### GOAL OF THE EXERCISE
Determine the count of lines holding "video" and give that count alone.

### RECORD EXCERPTS
++++++

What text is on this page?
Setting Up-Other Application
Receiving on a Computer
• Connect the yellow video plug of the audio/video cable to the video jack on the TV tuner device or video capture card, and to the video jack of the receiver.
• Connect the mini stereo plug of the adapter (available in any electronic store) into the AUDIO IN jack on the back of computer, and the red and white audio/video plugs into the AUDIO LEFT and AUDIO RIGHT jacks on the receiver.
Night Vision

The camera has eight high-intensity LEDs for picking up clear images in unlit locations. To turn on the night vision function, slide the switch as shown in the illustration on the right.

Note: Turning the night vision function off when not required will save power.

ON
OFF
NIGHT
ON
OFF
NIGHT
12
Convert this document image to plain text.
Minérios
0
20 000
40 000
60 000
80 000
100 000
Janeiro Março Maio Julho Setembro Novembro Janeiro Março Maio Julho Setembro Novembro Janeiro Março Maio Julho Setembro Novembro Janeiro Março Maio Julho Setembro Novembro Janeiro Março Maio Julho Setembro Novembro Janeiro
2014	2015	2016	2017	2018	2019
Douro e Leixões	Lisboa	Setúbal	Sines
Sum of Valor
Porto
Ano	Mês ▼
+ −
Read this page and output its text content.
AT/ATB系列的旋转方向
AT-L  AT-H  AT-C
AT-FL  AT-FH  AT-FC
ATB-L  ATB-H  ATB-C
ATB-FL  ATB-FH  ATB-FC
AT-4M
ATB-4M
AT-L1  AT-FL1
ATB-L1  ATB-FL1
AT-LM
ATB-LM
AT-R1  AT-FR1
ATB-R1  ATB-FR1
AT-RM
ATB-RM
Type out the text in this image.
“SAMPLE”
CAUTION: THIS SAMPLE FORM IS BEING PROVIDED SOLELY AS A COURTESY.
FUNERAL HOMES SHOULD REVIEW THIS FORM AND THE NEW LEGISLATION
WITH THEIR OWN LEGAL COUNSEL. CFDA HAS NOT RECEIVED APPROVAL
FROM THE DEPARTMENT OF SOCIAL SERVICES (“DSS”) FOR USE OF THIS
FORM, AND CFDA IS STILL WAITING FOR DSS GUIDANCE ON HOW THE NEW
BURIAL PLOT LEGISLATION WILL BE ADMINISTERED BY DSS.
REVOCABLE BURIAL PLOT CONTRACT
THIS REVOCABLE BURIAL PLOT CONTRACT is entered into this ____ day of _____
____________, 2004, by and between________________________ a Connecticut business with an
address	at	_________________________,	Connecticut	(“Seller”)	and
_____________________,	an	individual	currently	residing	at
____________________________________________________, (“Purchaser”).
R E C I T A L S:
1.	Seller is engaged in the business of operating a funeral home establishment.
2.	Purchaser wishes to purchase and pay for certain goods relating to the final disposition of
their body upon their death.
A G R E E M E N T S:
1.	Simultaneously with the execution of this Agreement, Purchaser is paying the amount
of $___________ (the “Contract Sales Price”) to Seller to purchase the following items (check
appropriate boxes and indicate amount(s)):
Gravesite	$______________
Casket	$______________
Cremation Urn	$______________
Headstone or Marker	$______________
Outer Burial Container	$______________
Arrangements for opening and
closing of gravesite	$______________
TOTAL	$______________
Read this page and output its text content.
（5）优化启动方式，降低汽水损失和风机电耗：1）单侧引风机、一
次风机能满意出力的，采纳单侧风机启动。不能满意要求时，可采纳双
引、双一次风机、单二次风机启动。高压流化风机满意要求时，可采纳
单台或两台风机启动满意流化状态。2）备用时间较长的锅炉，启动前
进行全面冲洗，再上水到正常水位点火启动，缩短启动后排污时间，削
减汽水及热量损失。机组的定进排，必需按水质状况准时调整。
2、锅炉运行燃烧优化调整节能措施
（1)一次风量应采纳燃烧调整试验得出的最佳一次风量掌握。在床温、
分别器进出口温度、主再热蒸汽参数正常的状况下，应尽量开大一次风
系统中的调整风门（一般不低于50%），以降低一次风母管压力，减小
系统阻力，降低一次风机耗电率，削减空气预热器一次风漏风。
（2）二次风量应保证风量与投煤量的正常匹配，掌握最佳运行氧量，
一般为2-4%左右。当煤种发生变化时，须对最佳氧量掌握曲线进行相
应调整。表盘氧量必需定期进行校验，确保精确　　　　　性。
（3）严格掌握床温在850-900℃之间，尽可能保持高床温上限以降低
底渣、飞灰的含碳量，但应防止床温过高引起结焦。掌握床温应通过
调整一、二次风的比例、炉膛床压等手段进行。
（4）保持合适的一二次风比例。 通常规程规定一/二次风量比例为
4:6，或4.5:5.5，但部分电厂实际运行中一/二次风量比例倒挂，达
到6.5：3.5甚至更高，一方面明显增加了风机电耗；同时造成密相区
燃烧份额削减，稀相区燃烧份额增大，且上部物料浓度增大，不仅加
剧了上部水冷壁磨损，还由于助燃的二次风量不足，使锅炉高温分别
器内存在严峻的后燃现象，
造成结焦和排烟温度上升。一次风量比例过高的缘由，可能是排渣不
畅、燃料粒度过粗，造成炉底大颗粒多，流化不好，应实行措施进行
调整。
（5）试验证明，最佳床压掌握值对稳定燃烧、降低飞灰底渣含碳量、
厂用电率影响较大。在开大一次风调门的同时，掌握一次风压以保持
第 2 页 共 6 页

++++++

### RESULT
2